== Written instruction ==
With pictures omitted, copy exactly the lines from the one containing "Read all visible content and emit it as JSON." through the end of the records below.

-.-.-

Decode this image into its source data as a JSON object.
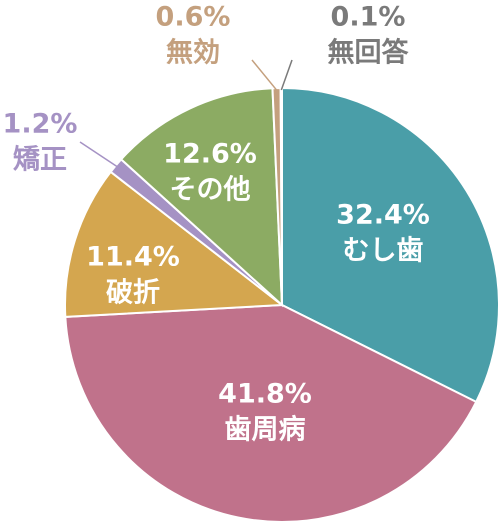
{
  "chart_data": {
    "type": "pie",
    "categories": [
      "むし歯",
      "歯周病",
      "破折",
      "矯正",
      "その他",
      "無効",
      "無回答"
    ],
    "values": [
      32.4,
      41.8,
      11.4,
      1.2,
      12.6,
      0.6,
      0.1
    ],
    "value_labels": [
      "32.4%",
      "41.8%",
      "11.4%",
      "1.2%",
      "12.6%",
      "0.6%",
      "0.1%"
    ],
    "colors": [
      "#4a9ea8",
      "#c0728b",
      "#d4a64f",
      "#a592c4",
      "#8cab63",
      "#c4a07e",
      "#7a7a7a"
    ]
  }
}
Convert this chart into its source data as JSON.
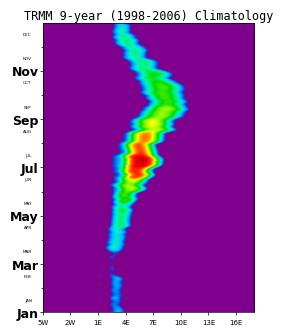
{
  "title": "TRMM 9-year (1998-2006) Climatology",
  "title_fontsize": 8.5,
  "lon_min": -5,
  "lon_max": 18,
  "lon_ticks": [
    -5,
    -2,
    1,
    4,
    7,
    10,
    13,
    16
  ],
  "lon_labels": [
    "5W",
    "2W",
    "1E",
    "4E",
    "7E",
    "10E",
    "13E",
    "16E"
  ],
  "major_month_positions": [
    0,
    2,
    4,
    6,
    8,
    10
  ],
  "major_month_labels": [
    "Jan",
    "Mar",
    "May",
    "Jul",
    "Sep",
    "Nov"
  ],
  "minor_month_labels": [
    "JAN",
    "FEB",
    "MAR",
    "APR",
    "MAY",
    "JUN",
    "JUL",
    "AUG",
    "SEP",
    "OCT",
    "NOV",
    "DEC"
  ],
  "bg_color": "#aa00aa",
  "vmin": 0,
  "vmax": 10,
  "n_months": 300,
  "n_lons": 200
}
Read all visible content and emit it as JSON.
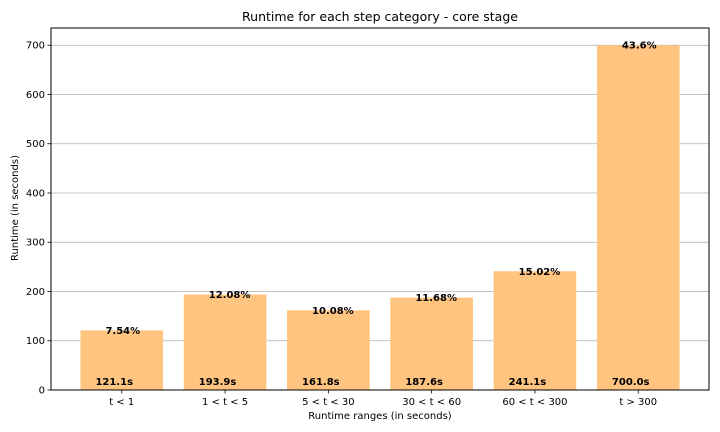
{
  "chart_data": {
    "type": "bar",
    "title": "Runtime for each step category - core stage",
    "xlabel": "Runtime ranges (in seconds)",
    "ylabel": "Runtime (in seconds)",
    "categories": [
      "t < 1",
      "1 < t < 5",
      "5 < t < 30",
      "30 < t < 60",
      "60 < t < 300",
      "t > 300"
    ],
    "values": [
      121.1,
      193.9,
      161.8,
      187.6,
      241.1,
      700.0
    ],
    "percent_labels": [
      "7.54%",
      "12.08%",
      "10.08%",
      "11.68%",
      "15.02%",
      "43.6%"
    ],
    "value_labels": [
      "121.1s",
      "193.9s",
      "161.8s",
      "187.6s",
      "241.1s",
      "700.0s"
    ],
    "ylim": [
      0,
      735
    ],
    "yticks": [
      0,
      100,
      200,
      300,
      400,
      500,
      600,
      700
    ],
    "grid": "horizontal",
    "bar_color": "#ffc480"
  }
}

-.-.-

== Finished task ==
Read all visible content and emit it as JSON.
{
  "chart_data": {
    "type": "bar",
    "title": "Runtime for each step category - core stage",
    "xlabel": "Runtime ranges (in seconds)",
    "ylabel": "Runtime (in seconds)",
    "categories": [
      "t < 1",
      "1 < t < 5",
      "5 < t < 30",
      "30 < t < 60",
      "60 < t < 300",
      "t > 300"
    ],
    "values": [
      121.1,
      193.9,
      161.8,
      187.6,
      241.1,
      700.0
    ],
    "percent_labels": [
      "7.54%",
      "12.08%",
      "10.08%",
      "11.68%",
      "15.02%",
      "43.6%"
    ],
    "value_labels": [
      "121.1s",
      "193.9s",
      "161.8s",
      "187.6s",
      "241.1s",
      "700.0s"
    ],
    "ylim": [
      0,
      735
    ],
    "yticks": [
      0,
      100,
      200,
      300,
      400,
      500,
      600,
      700
    ],
    "grid": "horizontal",
    "bar_color": "#ffc480"
  }
}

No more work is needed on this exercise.